-- Written problem --
Give again the stretch from the start of the records through the line containing "project-name-section: 南国花园 [1086, 124, 1194, 369]", swapping "note-line" for "remark-line" and leaving everything else as it is.

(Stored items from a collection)
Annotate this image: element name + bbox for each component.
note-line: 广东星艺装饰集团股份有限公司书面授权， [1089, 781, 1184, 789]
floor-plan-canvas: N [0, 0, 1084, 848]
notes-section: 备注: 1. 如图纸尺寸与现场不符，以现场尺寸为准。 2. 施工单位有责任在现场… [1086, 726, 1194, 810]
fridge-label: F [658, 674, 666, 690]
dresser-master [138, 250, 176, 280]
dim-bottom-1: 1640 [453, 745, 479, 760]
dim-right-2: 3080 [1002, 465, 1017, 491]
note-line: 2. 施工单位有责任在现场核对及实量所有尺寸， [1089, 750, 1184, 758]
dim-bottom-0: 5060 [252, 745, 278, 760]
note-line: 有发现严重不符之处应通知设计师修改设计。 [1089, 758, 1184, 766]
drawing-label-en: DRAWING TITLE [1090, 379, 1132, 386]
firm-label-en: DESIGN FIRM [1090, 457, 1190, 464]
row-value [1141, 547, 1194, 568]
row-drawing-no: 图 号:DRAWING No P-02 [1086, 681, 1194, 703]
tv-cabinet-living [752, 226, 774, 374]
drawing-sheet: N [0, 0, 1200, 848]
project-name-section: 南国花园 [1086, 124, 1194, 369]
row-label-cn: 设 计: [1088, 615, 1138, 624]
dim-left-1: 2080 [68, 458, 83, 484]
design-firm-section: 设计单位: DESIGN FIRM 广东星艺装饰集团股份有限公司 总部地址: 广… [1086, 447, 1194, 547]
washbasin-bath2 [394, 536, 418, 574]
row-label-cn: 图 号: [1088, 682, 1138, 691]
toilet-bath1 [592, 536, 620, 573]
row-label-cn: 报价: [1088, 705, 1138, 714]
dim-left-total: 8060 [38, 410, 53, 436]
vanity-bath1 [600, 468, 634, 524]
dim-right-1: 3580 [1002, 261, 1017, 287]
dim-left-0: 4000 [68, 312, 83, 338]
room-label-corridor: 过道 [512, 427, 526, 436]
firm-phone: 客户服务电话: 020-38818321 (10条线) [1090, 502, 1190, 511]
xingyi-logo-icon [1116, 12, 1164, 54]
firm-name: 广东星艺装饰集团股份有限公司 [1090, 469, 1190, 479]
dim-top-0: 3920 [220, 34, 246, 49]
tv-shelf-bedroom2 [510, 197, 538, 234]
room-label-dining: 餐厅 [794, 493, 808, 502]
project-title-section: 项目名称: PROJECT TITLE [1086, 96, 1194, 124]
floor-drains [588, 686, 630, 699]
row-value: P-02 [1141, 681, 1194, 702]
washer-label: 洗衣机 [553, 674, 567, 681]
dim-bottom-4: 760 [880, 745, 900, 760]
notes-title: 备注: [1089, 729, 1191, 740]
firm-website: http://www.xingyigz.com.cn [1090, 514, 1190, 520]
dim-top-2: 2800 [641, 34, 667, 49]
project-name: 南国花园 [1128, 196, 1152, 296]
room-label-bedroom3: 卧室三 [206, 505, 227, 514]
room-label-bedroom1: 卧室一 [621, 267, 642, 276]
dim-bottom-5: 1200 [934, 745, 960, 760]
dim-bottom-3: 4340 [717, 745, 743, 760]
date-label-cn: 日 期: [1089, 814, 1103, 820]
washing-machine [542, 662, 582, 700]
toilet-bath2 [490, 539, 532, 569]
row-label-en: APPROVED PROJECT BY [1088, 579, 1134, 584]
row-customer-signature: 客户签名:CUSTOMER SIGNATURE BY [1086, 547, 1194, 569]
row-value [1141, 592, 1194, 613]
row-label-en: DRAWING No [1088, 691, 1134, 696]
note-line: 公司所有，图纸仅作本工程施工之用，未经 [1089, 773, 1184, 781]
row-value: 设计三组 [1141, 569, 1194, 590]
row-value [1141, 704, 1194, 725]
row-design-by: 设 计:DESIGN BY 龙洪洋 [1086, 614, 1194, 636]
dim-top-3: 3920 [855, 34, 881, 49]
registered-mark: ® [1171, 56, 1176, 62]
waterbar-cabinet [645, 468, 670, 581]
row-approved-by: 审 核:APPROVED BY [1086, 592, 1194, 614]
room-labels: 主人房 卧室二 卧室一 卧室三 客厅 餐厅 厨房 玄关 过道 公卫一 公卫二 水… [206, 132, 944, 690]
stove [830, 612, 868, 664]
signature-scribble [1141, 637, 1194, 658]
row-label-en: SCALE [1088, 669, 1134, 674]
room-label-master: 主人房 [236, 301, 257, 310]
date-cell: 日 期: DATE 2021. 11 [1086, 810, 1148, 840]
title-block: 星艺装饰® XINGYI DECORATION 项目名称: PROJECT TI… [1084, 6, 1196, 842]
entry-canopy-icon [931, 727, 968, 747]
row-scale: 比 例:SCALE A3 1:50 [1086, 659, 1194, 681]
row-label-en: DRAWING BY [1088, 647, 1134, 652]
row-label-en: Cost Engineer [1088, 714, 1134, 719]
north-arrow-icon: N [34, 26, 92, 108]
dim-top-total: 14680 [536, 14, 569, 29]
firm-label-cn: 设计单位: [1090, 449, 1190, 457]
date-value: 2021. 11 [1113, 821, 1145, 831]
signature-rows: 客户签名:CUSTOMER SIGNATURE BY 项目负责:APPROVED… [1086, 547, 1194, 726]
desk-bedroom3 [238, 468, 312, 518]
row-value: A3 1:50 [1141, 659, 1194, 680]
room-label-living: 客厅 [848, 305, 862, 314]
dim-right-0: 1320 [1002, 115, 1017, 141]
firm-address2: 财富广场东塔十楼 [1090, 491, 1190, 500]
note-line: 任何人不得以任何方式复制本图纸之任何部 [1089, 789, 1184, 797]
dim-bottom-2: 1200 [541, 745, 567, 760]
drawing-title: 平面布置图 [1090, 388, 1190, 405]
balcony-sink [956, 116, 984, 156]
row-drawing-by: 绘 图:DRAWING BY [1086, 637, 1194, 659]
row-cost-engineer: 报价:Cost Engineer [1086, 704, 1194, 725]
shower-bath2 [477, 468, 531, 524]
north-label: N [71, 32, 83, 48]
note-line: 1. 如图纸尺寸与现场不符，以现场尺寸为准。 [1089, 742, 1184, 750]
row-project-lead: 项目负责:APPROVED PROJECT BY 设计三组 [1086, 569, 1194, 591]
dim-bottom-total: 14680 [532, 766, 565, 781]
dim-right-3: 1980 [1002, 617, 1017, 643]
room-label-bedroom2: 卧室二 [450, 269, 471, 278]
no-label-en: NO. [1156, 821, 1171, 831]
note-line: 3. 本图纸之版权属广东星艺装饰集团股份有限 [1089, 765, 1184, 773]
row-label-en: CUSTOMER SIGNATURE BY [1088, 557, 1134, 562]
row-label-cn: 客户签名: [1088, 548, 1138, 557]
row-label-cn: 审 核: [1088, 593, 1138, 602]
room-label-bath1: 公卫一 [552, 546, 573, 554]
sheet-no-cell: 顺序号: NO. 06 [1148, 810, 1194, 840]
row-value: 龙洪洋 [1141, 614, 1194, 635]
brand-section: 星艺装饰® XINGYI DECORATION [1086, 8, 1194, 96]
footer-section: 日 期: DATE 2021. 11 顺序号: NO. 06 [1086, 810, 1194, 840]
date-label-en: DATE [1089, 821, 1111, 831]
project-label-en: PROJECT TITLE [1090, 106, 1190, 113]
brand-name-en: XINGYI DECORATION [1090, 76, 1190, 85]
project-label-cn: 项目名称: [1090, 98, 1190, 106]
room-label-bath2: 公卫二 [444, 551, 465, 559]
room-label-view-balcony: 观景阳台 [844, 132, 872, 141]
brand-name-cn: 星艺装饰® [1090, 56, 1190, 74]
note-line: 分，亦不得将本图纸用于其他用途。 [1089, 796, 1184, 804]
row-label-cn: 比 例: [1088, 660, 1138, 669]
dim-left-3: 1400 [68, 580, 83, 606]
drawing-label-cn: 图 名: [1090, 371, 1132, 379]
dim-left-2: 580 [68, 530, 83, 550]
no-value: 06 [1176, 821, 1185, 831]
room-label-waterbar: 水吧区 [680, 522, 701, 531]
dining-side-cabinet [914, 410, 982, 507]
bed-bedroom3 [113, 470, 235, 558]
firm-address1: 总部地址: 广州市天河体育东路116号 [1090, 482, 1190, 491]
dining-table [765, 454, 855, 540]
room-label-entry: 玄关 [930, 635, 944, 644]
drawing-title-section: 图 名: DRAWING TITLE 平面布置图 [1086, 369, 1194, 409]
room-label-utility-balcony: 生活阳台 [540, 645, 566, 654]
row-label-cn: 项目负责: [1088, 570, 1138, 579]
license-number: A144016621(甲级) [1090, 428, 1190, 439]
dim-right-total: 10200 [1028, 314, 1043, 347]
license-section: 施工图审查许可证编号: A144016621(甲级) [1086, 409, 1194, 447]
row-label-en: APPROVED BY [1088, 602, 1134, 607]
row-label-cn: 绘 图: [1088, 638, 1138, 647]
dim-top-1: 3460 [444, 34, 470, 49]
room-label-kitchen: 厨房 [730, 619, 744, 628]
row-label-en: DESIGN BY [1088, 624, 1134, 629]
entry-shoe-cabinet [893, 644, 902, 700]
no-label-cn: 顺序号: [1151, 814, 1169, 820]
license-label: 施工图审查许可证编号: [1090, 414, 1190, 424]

-- Output of the task --
Annotate this image: element name + bbox for each component.
remark-line: 广东星艺装饰集团股份有限公司书面授权， [1089, 781, 1184, 789]
floor-plan-canvas: N [0, 0, 1084, 848]
notes-section: 备注: 1. 如图纸尺寸与现场不符，以现场尺寸为准。 2. 施工单位有责任在现场… [1086, 726, 1194, 810]
fridge-label: F [658, 674, 666, 690]
dresser-master [138, 250, 176, 280]
dim-bottom-1: 1640 [453, 745, 479, 760]
dim-right-2: 3080 [1002, 465, 1017, 491]
remark-line: 2. 施工单位有责任在现场核对及实量所有尺寸， [1089, 750, 1184, 758]
dim-bottom-0: 5060 [252, 745, 278, 760]
remark-line: 有发现严重不符之处应通知设计师修改设计。 [1089, 758, 1184, 766]
drawing-label-en: DRAWING TITLE [1090, 379, 1132, 386]
firm-label-en: DESIGN FIRM [1090, 457, 1190, 464]
row-value [1141, 547, 1194, 568]
row-drawing-no: 图 号:DRAWING No P-02 [1086, 681, 1194, 703]
tv-cabinet-living [752, 226, 774, 374]
drawing-sheet: N [0, 0, 1200, 848]
project-name-section: 南国花园 [1086, 124, 1194, 369]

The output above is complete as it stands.